* AIM OF THE TASK: Arrange the lines between the ones holding "lv-send-scene[interactable] (929, 136, 949, 156)" and "app-icon-2[interactable]: ◆ (588, 1400, 628, 1440)", inclusive, as a JSON list of strings with one string per line and blank lines left out.
————
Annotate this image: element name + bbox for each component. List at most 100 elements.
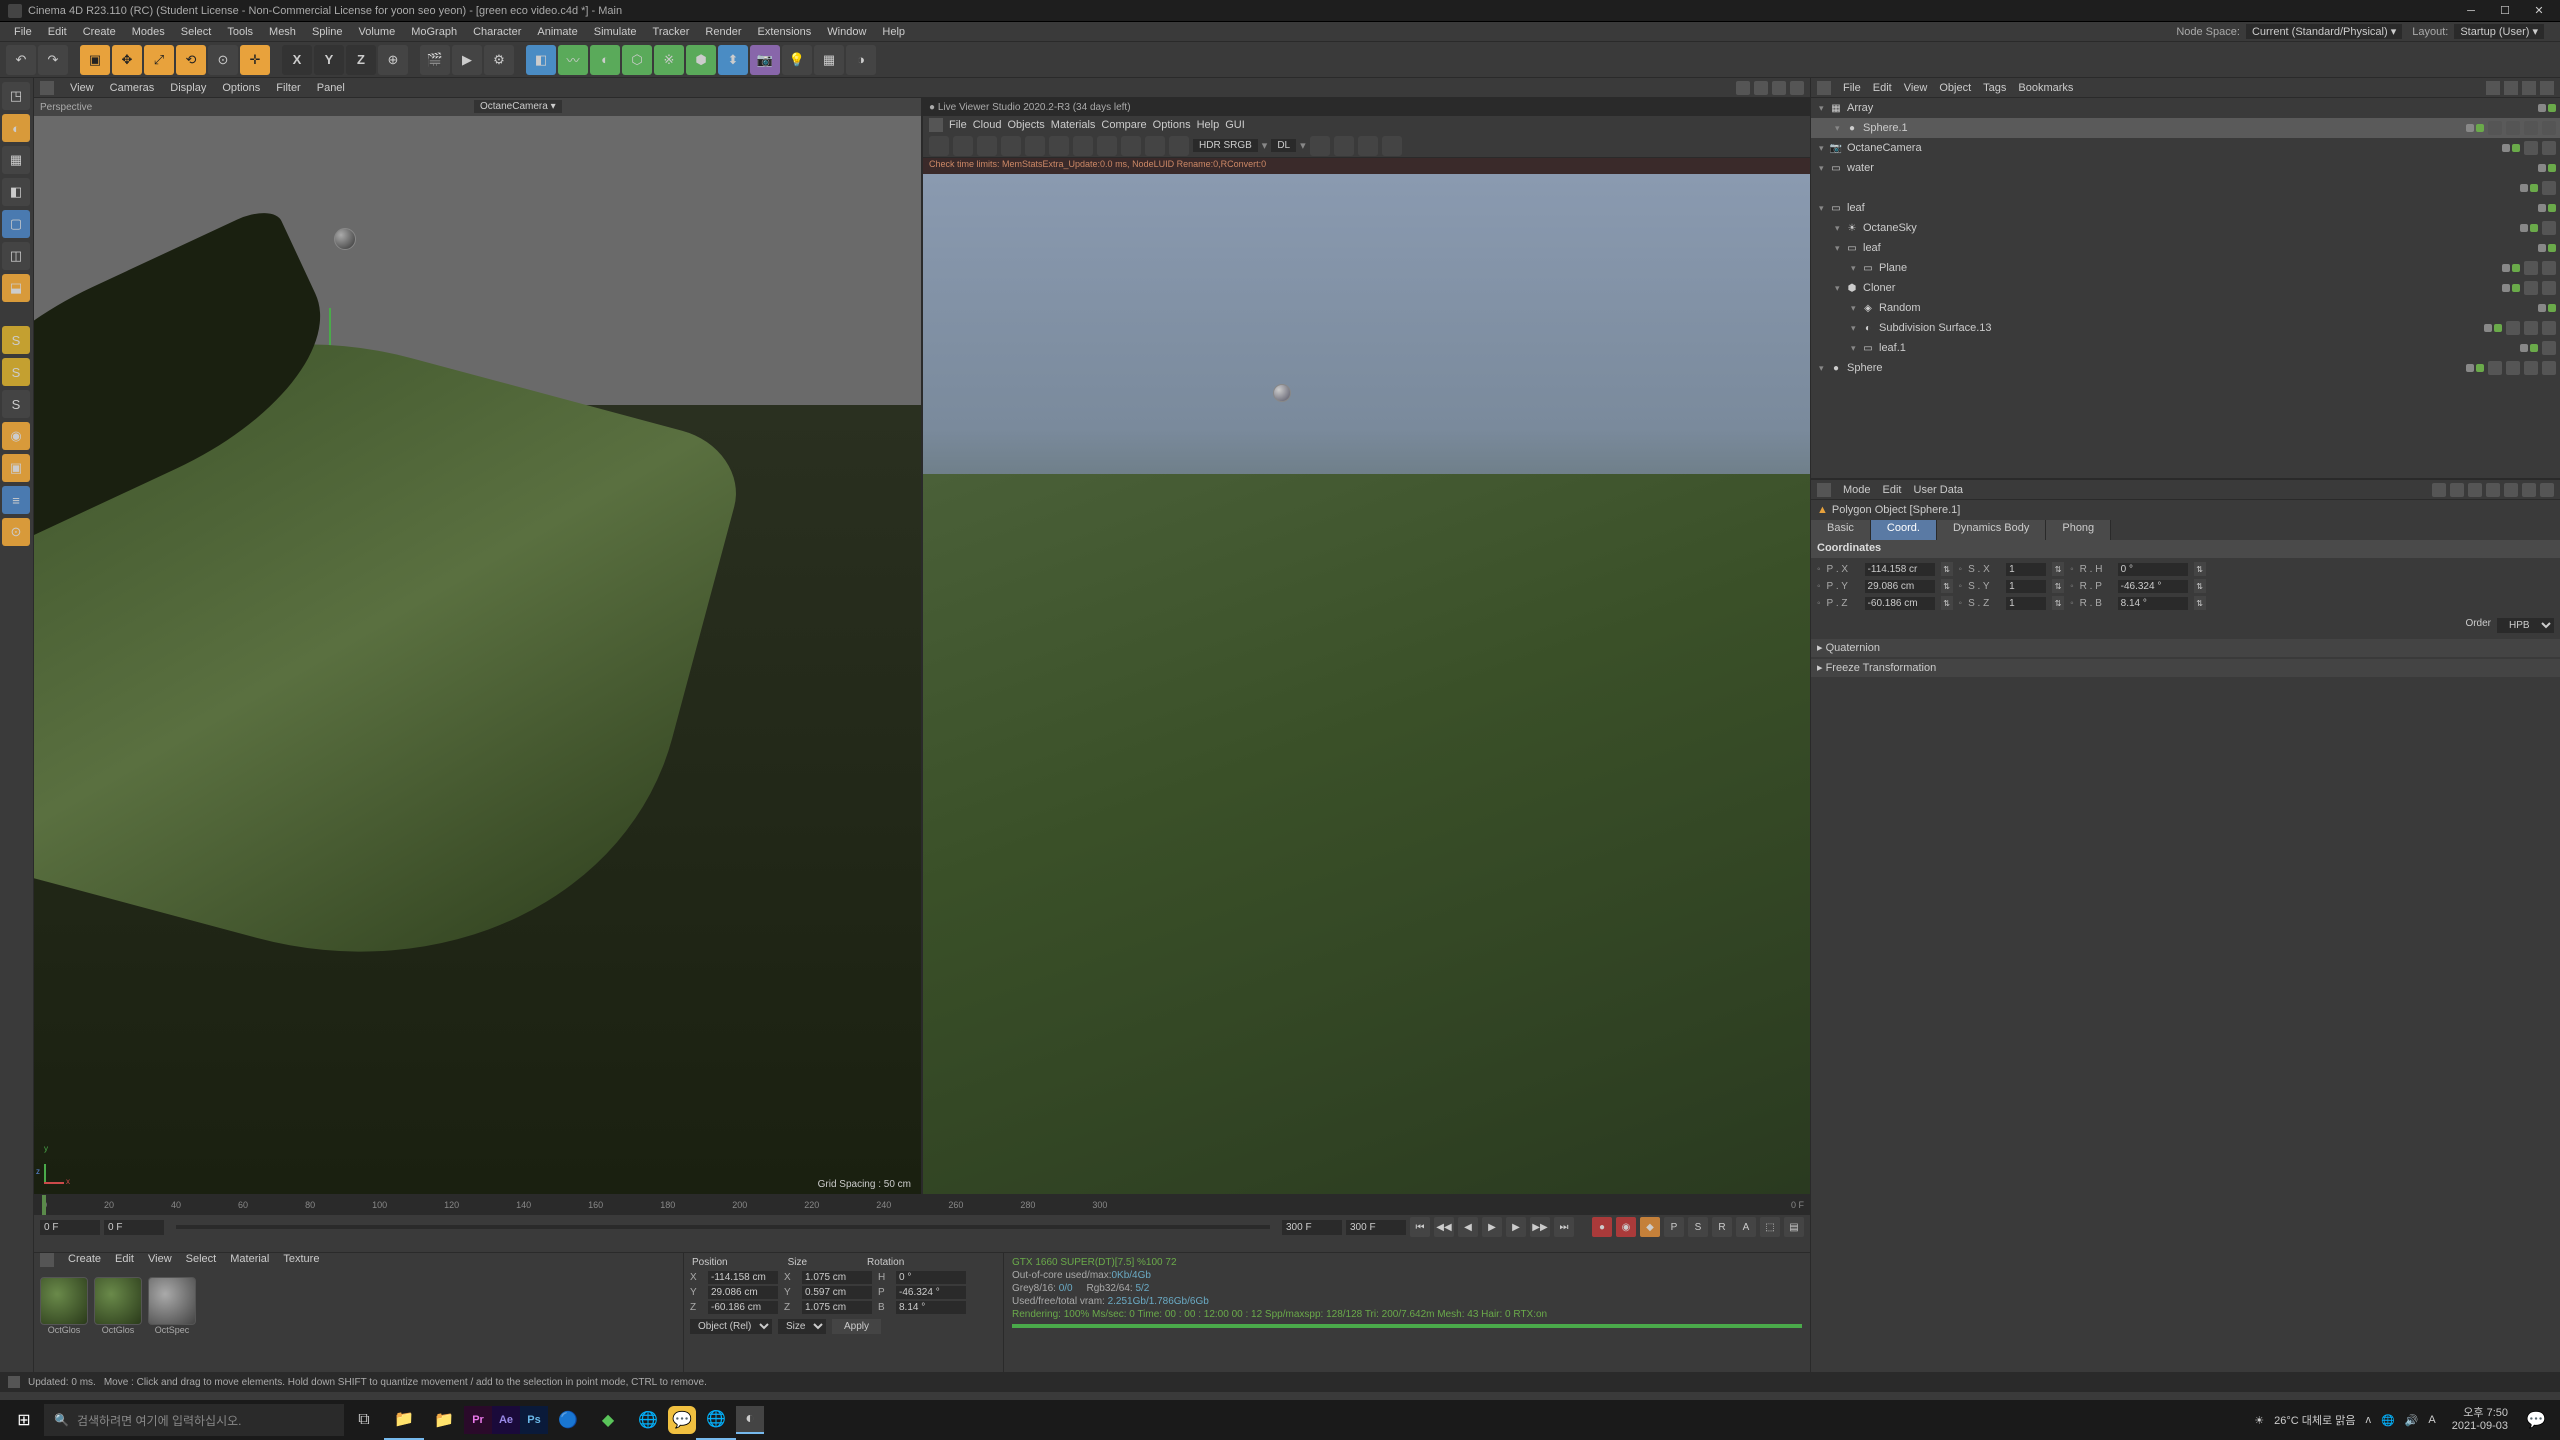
lv-send-scene[interactable] (929, 136, 949, 156)
tree-row[interactable]: ▾▭leaf (1811, 238, 2560, 258)
layout-select[interactable]: Startup (User) ▾ (2454, 24, 2544, 39)
tree-row[interactable]: ▾◈Random (1811, 298, 2560, 318)
tree-row[interactable]: ▾☀OctaneSky (1811, 218, 2560, 238)
kakao-icon[interactable]: 💬 (668, 1406, 696, 1434)
tl-end-frame[interactable] (1346, 1220, 1406, 1235)
tl-next-frame[interactable]: ▶ (1506, 1217, 1526, 1237)
obj-layer-icon[interactable] (2522, 81, 2536, 95)
tl-key-rot[interactable]: R (1712, 1217, 1732, 1237)
lv-copy[interactable] (1334, 136, 1354, 156)
y-axis-toggle[interactable]: Y (314, 45, 344, 75)
mat-menu-create[interactable]: Create (68, 1253, 101, 1271)
lv-dl-select[interactable]: DL (1271, 139, 1296, 152)
coord-apply-button[interactable]: Apply (832, 1319, 881, 1334)
enable-axis[interactable]: S (2, 326, 30, 354)
tree-row[interactable]: ▾📷OctaneCamera (1811, 138, 2560, 158)
tree-row[interactable] (1811, 178, 2560, 198)
obj-toggle[interactable] (1817, 81, 1831, 95)
scale-tool[interactable]: ⤢ (144, 45, 174, 75)
coord-size-select[interactable]: Size (778, 1319, 826, 1334)
taskbar-search[interactable]: 🔍 검색하려면 여기에 입력하십시오. (44, 1404, 344, 1436)
lv-lock[interactable] (1049, 136, 1069, 156)
vp-nav-4[interactable] (1790, 81, 1804, 95)
scene-tool[interactable]: ⬍ (718, 45, 748, 75)
weather-text[interactable]: 26°C 대체로 맑음 (2274, 1412, 2355, 1428)
attr-freeze-section[interactable]: ▸ Freeze Transformation (1811, 659, 2560, 677)
obj-filter-icon[interactable] (2504, 81, 2518, 95)
app-icon-2[interactable]: ◆ (588, 1400, 628, 1440)
explorer-icon[interactable]: 📁 (384, 1400, 424, 1440)
nodespace-select[interactable]: Current (Standard/Physical) ▾ (2246, 24, 2402, 39)
poly-mode[interactable]: ⬓ (2, 274, 30, 302)
material-thumb[interactable]: OctGlos (94, 1277, 142, 1335)
maximize-button[interactable]: ☐ (2492, 2, 2518, 20)
menu-mesh[interactable]: Mesh (261, 24, 304, 40)
vp-nav-3[interactable] (1772, 81, 1786, 95)
menu-tools[interactable]: Tools (219, 24, 261, 40)
tl-prev-key[interactable]: ◀◀ (1434, 1217, 1454, 1237)
tray-chevron-icon[interactable]: ʌ (2365, 1414, 2371, 1426)
lv-restart[interactable] (953, 136, 973, 156)
obj-menu-object[interactable]: Object (1939, 82, 1971, 94)
coord-mode-select[interactable]: Object (Rel) (690, 1319, 772, 1334)
c4d-taskbar-icon[interactable]: ◐ (736, 1406, 764, 1434)
liveviewer-viewport[interactable] (923, 174, 1810, 1194)
coord-size-z[interactable] (802, 1301, 872, 1314)
x-axis-toggle[interactable]: X (282, 45, 312, 75)
lv-menu-options[interactable]: Options (1153, 119, 1191, 131)
obj-menu-tags[interactable]: Tags (1983, 82, 2006, 94)
tl-goto-start[interactable]: ⏮ (1410, 1217, 1430, 1237)
tl-prev-frame[interactable]: ◀ (1458, 1217, 1478, 1237)
attr-new-icon[interactable] (2522, 483, 2536, 497)
tl-key-more[interactable]: ▤ (1784, 1217, 1804, 1237)
workplane-mode[interactable]: ▦ (2, 146, 30, 174)
menu-mograph[interactable]: MoGraph (403, 24, 465, 40)
obj-menu-view[interactable]: View (1904, 82, 1928, 94)
tl-key-param[interactable]: A (1736, 1217, 1756, 1237)
menu-select[interactable]: Select (173, 24, 220, 40)
lv-settings[interactable] (1025, 136, 1045, 156)
taskbar-clock[interactable]: 오후 7:50 2021-09-03 (2444, 1407, 2516, 1433)
tree-row[interactable]: ▾▭leaf (1811, 198, 2560, 218)
lv-menu-compare[interactable]: Compare (1101, 119, 1146, 131)
deformer-tool[interactable]: ⬡ (622, 45, 652, 75)
tl-play[interactable]: ▶ (1482, 1217, 1502, 1237)
material-thumb[interactable]: OctSpec (148, 1277, 196, 1335)
attr-input[interactable] (1865, 563, 1935, 576)
cube-primitive[interactable]: ◧ (526, 45, 556, 75)
attr-fwd-icon[interactable] (2450, 483, 2464, 497)
render-settings[interactable]: ⚙ (484, 45, 514, 75)
tag-tool[interactable]: ◑ (846, 45, 876, 75)
lv-ab[interactable] (1382, 136, 1402, 156)
close-button[interactable]: ✕ (2526, 2, 2552, 20)
lv-channels[interactable] (1169, 136, 1189, 156)
attr-quaternion-section[interactable]: ▸ Quaternion (1811, 639, 2560, 657)
photoshop-icon[interactable]: Ps (520, 1406, 548, 1434)
object-mode[interactable]: ◧ (2, 178, 30, 206)
tl-key-pla[interactable]: ⬚ (1760, 1217, 1780, 1237)
obj-menu-edit[interactable]: Edit (1873, 82, 1892, 94)
tl-autokey[interactable]: ◉ (1616, 1217, 1636, 1237)
lv-menu-materials[interactable]: Materials (1051, 119, 1096, 131)
coord-pos-y[interactable] (708, 1286, 778, 1299)
lv-pick-focus[interactable] (1145, 136, 1165, 156)
start-button[interactable]: ⊞ (4, 1400, 44, 1440)
obj-search-icon[interactable] (2486, 81, 2500, 95)
undo-button[interactable]: ↶ (6, 45, 36, 75)
coord-rot-b[interactable] (896, 1301, 966, 1314)
coord-system[interactable]: ⊕ (378, 45, 408, 75)
render-region[interactable]: ▶ (452, 45, 482, 75)
tree-row[interactable]: ▾▭water (1811, 158, 2560, 178)
perspective-viewport[interactable]: Perspective OctaneCamera ▾ y x (34, 98, 923, 1194)
attr-menu-userdata[interactable]: User Data (1914, 484, 1964, 496)
tl-scrubber[interactable] (176, 1225, 1270, 1229)
coord-rot-p[interactable] (896, 1286, 966, 1299)
attr-input[interactable] (1865, 597, 1935, 610)
vp-menu-display[interactable]: Display (164, 80, 212, 96)
vp-nav-2[interactable] (1754, 81, 1768, 95)
mat-menu-material[interactable]: Material (230, 1253, 269, 1271)
vp-menu-view[interactable]: View (64, 80, 100, 96)
chrome-icon-2[interactable]: 🌐 (696, 1400, 736, 1440)
axis-lock-tool[interactable]: ✛ (240, 45, 270, 75)
attr-input[interactable] (2118, 580, 2188, 593)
————
* ANSWER TO THIS TASK:
[
  "lv-send-scene[interactable] (929, 136, 949, 156)",
  "tree-row[interactable]: ▾▭leaf (1811, 238, 2560, 258)",
  "layout-select[interactable]: Startup (User) ▾ (2454, 24, 2544, 39)",
  "tree-row[interactable]: ▾◈Random (1811, 298, 2560, 318)",
  "tree-row[interactable]: ▾☀OctaneSky (1811, 218, 2560, 238)",
  "kakao-icon[interactable]: 💬 (668, 1406, 696, 1434)",
  "tl-end-frame[interactable] (1346, 1220, 1406, 1235)",
  "tl-next-frame[interactable]: ▶ (1506, 1217, 1526, 1237)",
  "obj-layer-icon[interactable] (2522, 81, 2536, 95)",
  "tl-key-rot[interactable]: R (1712, 1217, 1732, 1237)",
  "lv-copy[interactable] (1334, 136, 1354, 156)",
  "y-axis-toggle[interactable]: Y (314, 45, 344, 75)",
  "mat-menu-create[interactable]: Create (68, 1253, 101, 1271)",
  "lv-dl-select[interactable]: DL (1271, 139, 1296, 152)",
  "coord-apply-button[interactable]: Apply (832, 1319, 881, 1334)",
  "enable-axis[interactable]: S (2, 326, 30, 354)",
  "tree-row[interactable]: ▾📷OctaneCamera (1811, 138, 2560, 158)",
  "tree-row[interactable] (1811, 178, 2560, 198)",
  "obj-toggle[interactable] (1817, 81, 1831, 95)",
  "scale-tool[interactable]: ⤢ (144, 45, 174, 75)",
  "coord-size-select[interactable]: Size (778, 1319, 826, 1334)",
  "taskbar-search[interactable]: 🔍 검색하려면 여기에 입력하십시오. (44, 1404, 344, 1436)",
  "lv-lock[interactable] (1049, 136, 1069, 156)",
  "vp-nav-4[interactable] (1790, 81, 1804, 95)",
  "scene-tool[interactable]: ⬍ (718, 45, 748, 75)",
  "weather-text[interactable]: 26°C 대체로 맑음 (2274, 1412, 2355, 1428)",
  "attr-freeze-section[interactable]: ▸ Freeze Transformation (1811, 659, 2560, 677)",
  "obj-filter-icon[interactable] (2504, 81, 2518, 95)",
  "app-icon-2[interactable]: ◆ (588, 1400, 628, 1440)"
]